## Task statement
In the mailing-list thread below, what kind of encoding does Shimon Lebowitz say he means?

## Passage to read
---+---

On Mon, 27 Dec 2010 19:47:24 +0200, Shimon Lebowitz <shim...@iname.com>
wrote:
>My thanks to Sir Rob, who kindly supplied the code for a rexx exec to do
>this.
>
>Thank you!
>
>Shimon
>
>
>On Mon, Dec 27, 2010 at 1:10 PM, Shimon Lebowitz <shim...@iname.com>
wrote:
>
>> Base64 Encode, like the 64encode pipe stage.
>>
>> Thanks!
>>
>>
>> On Mon, Dec 27, 2010 at 12:44 PM, Les Koehler
<vmr...@tampabay.rr.com>wrote:
>>
>>> Do you mean a base64 encode? Or 64 bit encode?

---+---

## Recorded data
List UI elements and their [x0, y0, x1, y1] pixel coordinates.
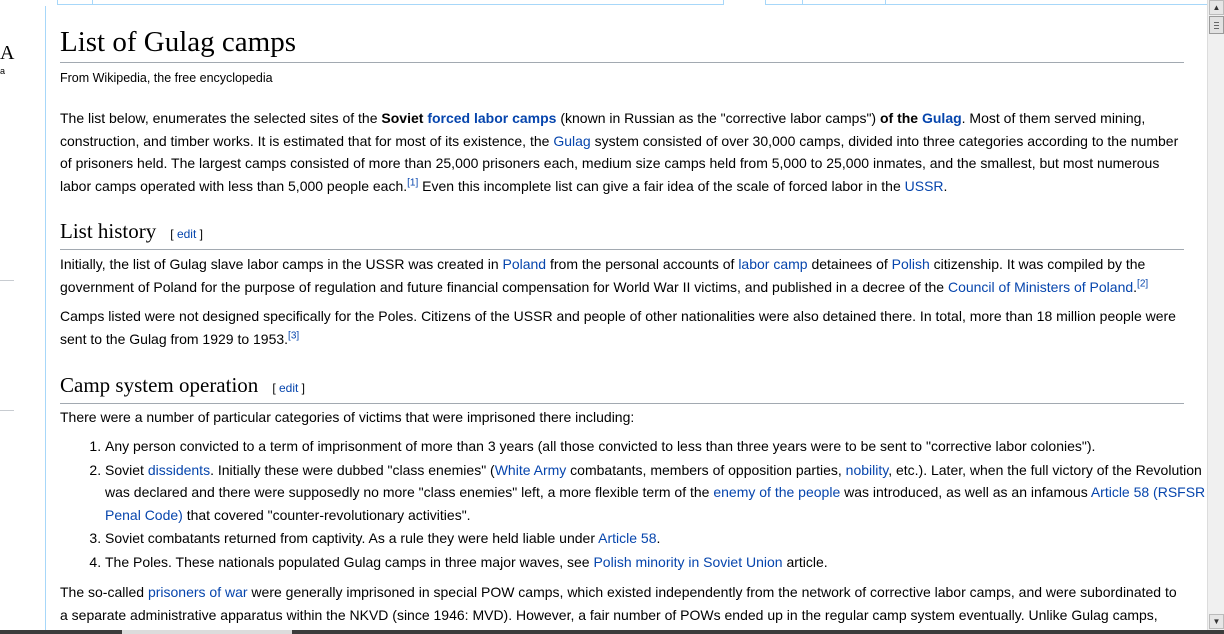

---+---

## Result of the task
Base64 encode, like the 64encode pipe stage.